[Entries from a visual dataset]
━━━

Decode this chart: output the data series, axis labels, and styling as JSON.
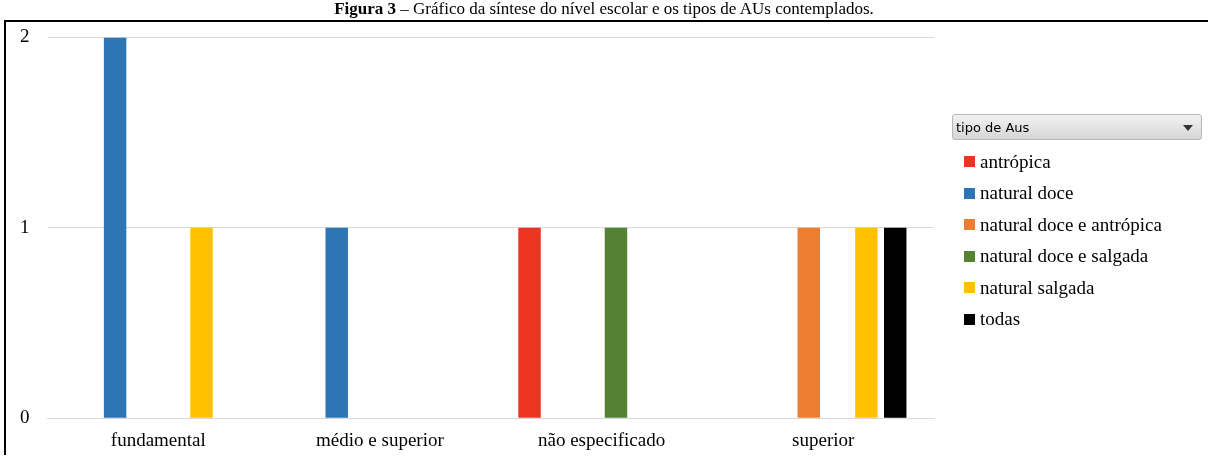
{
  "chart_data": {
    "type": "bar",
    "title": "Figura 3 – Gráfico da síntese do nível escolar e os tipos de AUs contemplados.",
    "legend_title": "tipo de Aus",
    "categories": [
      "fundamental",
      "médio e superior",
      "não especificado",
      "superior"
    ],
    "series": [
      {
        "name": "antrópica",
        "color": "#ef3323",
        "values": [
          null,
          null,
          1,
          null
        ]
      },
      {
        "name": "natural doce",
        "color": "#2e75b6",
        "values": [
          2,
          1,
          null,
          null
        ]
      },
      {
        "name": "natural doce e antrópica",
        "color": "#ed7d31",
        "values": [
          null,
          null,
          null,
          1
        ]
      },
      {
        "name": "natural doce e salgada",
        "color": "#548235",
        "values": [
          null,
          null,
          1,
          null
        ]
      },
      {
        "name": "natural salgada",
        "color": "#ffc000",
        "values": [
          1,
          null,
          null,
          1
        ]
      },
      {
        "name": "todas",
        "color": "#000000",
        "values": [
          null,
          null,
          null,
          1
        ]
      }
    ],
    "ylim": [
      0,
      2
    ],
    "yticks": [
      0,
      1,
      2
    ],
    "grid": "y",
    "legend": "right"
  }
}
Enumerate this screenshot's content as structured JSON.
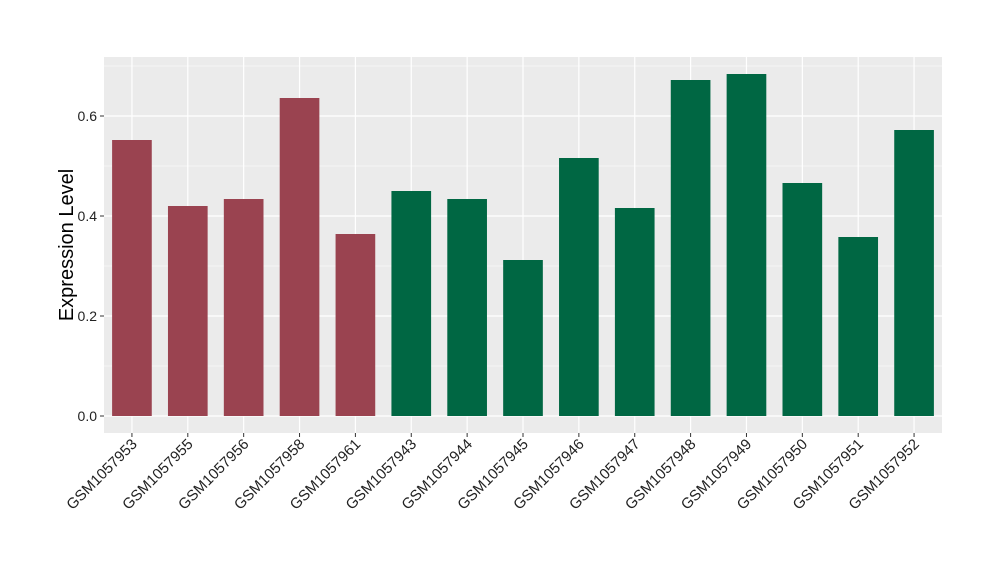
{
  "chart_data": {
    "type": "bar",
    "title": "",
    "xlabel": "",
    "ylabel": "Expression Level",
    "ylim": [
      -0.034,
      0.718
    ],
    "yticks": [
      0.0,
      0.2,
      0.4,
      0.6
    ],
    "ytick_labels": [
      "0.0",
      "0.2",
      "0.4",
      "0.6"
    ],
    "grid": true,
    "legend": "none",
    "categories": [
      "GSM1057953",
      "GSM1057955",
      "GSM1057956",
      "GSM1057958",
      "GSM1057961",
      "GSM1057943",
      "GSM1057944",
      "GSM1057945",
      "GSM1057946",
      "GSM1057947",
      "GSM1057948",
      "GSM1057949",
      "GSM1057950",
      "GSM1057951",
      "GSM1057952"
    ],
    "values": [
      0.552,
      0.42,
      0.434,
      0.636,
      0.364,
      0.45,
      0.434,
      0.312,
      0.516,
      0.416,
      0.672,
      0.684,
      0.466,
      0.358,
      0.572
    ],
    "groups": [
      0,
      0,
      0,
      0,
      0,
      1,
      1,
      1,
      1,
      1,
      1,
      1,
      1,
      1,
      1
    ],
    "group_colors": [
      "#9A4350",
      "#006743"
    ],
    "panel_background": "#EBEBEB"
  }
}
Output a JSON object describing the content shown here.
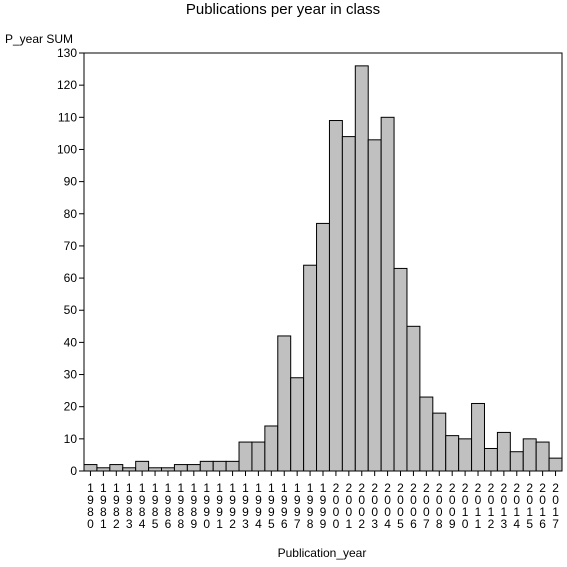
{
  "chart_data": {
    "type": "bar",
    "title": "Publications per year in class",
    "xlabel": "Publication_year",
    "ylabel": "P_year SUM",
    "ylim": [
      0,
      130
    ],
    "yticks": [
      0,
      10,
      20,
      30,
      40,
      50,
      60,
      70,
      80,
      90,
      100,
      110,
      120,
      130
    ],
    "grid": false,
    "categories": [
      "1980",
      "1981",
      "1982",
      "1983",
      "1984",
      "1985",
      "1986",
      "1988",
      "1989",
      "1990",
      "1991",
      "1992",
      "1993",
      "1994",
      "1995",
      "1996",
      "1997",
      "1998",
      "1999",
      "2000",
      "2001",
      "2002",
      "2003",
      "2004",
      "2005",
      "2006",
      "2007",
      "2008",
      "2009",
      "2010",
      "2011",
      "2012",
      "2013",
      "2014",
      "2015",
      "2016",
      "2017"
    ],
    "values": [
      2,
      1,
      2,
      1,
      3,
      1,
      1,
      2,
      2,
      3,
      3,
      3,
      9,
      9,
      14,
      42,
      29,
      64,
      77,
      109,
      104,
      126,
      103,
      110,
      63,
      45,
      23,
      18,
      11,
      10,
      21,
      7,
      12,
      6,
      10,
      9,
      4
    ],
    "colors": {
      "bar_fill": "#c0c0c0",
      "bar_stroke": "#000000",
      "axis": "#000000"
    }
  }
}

━━━

→ Do this
Transcribe the material exactly, leaving every picture out.

→ Complete output
Decode this chart: output the data series, axis labels, and styling as JSON.
{
  "chart_data": {
    "type": "bar",
    "title": "Figura 3 – Gráfico da síntese do nível escolar e os tipos de AUs contemplados.",
    "legend_title": "tipo de Aus",
    "categories": [
      "fundamental",
      "médio e superior",
      "não especificado",
      "superior"
    ],
    "series": [
      {
        "name": "antrópica",
        "color": "#ef3323",
        "values": [
          null,
          null,
          1,
          null
        ]
      },
      {
        "name": "natural doce",
        "color": "#2e75b6",
        "values": [
          2,
          1,
          null,
          null
        ]
      },
      {
        "name": "natural doce e antrópica",
        "color": "#ed7d31",
        "values": [
          null,
          null,
          null,
          1
        ]
      },
      {
        "name": "natural doce e salgada",
        "color": "#548235",
        "values": [
          null,
          null,
          1,
          null
        ]
      },
      {
        "name": "natural salgada",
        "color": "#ffc000",
        "values": [
          1,
          null,
          null,
          1
        ]
      },
      {
        "name": "todas",
        "color": "#000000",
        "values": [
          null,
          null,
          null,
          1
        ]
      }
    ],
    "ylim": [
      0,
      2
    ],
    "yticks": [
      0,
      1,
      2
    ],
    "grid": "y",
    "legend": "right"
  }
}
Enumerate this screenshot's content as structured JSON.
{
  "chart_data": {
    "type": "bar",
    "title": "",
    "xlabel": "",
    "ylabel": "Expression Level",
    "ylim": [
      -0.034,
      0.718
    ],
    "yticks": [
      0.0,
      0.2,
      0.4,
      0.6
    ],
    "ytick_labels": [
      "0.0",
      "0.2",
      "0.4",
      "0.6"
    ],
    "grid": true,
    "legend": "none",
    "categories": [
      "GSM1057953",
      "GSM1057955",
      "GSM1057956",
      "GSM1057958",
      "GSM1057961",
      "GSM1057943",
      "GSM1057944",
      "GSM1057945",
      "GSM1057946",
      "GSM1057947",
      "GSM1057948",
      "GSM1057949",
      "GSM1057950",
      "GSM1057951",
      "GSM1057952"
    ],
    "values": [
      0.552,
      0.42,
      0.434,
      0.636,
      0.364,
      0.45,
      0.434,
      0.312,
      0.516,
      0.416,
      0.672,
      0.684,
      0.466,
      0.358,
      0.572
    ],
    "groups": [
      0,
      0,
      0,
      0,
      0,
      1,
      1,
      1,
      1,
      1,
      1,
      1,
      1,
      1,
      1
    ],
    "group_colors": [
      "#9A4350",
      "#006743"
    ],
    "panel_background": "#EBEBEB"
  }
}
Output a JSON object describing the content shown here.
{
  "chart_data": {
    "type": "bar",
    "title": "Publications per year in class",
    "xlabel": "Publication_year",
    "ylabel": "P_year SUM",
    "ylim": [
      0,
      130
    ],
    "yticks": [
      0,
      10,
      20,
      30,
      40,
      50,
      60,
      70,
      80,
      90,
      100,
      110,
      120,
      130
    ],
    "grid": false,
    "categories": [
      "1980",
      "1981",
      "1982",
      "1983",
      "1984",
      "1985",
      "1986",
      "1988",
      "1989",
      "1990",
      "1991",
      "1992",
      "1993",
      "1994",
      "1995",
      "1996",
      "1997",
      "1998",
      "1999",
      "2000",
      "2001",
      "2002",
      "2003",
      "2004",
      "2005",
      "2006",
      "2007",
      "2008",
      "2009",
      "2010",
      "2011",
      "2012",
      "2013",
      "2014",
      "2015",
      "2016",
      "2017"
    ],
    "values": [
      2,
      1,
      2,
      1,
      3,
      1,
      1,
      2,
      2,
      3,
      3,
      3,
      9,
      9,
      14,
      42,
      29,
      64,
      77,
      109,
      104,
      126,
      103,
      110,
      63,
      45,
      23,
      18,
      11,
      10,
      21,
      7,
      12,
      6,
      10,
      9,
      4
    ],
    "colors": {
      "bar_fill": "#c0c0c0",
      "bar_stroke": "#000000",
      "axis": "#000000"
    }
  }
}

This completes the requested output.